╭──

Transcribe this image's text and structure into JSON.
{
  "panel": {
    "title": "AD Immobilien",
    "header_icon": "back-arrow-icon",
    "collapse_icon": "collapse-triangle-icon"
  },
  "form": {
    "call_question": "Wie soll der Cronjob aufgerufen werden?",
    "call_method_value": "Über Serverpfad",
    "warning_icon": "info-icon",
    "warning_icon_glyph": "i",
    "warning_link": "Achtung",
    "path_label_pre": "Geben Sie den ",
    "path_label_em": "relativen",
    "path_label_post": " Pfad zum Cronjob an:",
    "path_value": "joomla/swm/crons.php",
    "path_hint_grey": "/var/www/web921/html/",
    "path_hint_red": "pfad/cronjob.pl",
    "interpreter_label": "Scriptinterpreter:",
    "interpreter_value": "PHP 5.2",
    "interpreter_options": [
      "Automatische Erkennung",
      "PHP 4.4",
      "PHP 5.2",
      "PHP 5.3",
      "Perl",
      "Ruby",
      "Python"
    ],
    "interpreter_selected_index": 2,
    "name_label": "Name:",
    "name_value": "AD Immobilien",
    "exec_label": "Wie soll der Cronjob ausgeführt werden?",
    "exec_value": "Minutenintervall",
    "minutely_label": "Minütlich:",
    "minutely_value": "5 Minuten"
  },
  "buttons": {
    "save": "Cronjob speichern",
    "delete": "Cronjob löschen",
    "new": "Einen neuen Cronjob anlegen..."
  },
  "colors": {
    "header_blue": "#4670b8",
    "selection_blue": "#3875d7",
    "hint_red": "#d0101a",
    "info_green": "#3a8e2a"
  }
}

╰──

● Written problem
Print every line of the records exactly. Omit nothing.

● Task output
Transcribe this image's text and structure into JSON.
{
  "panel": {
    "title": "AD Immobilien",
    "header_icon": "back-arrow-icon",
    "collapse_icon": "collapse-triangle-icon"
  },
  "form": {
    "call_question": "Wie soll der Cronjob aufgerufen werden?",
    "call_method_value": "Über Serverpfad",
    "warning_icon": "info-icon",
    "warning_icon_glyph": "i",
    "warning_link": "Achtung",
    "path_label_pre": "Geben Sie den ",
    "path_label_em": "relativen",
    "path_label_post": " Pfad zum Cronjob an:",
    "path_value": "joomla/swm/crons.php",
    "path_hint_grey": "/var/www/web921/html/",
    "path_hint_red": "pfad/cronjob.pl",
    "interpreter_label": "Scriptinterpreter:",
    "interpreter_value": "PHP 5.2",
    "interpreter_options": [
      "Automatische Erkennung",
      "PHP 4.4",
      "PHP 5.2",
      "PHP 5.3",
      "Perl",
      "Ruby",
      "Python"
    ],
    "interpreter_selected_index": 2,
    "name_label": "Name:",
    "name_value": "AD Immobilien",
    "exec_label": "Wie soll der Cronjob ausgeführt werden?",
    "exec_value": "Minutenintervall",
    "minutely_label": "Minütlich:",
    "minutely_value": "5 Minuten"
  },
  "buttons": {
    "save": "Cronjob speichern",
    "delete": "Cronjob löschen",
    "new": "Einen neuen Cronjob anlegen..."
  },
  "colors": {
    "header_blue": "#4670b8",
    "selection_blue": "#3875d7",
    "hint_red": "#d0101a",
    "info_green": "#3a8e2a"
  }
}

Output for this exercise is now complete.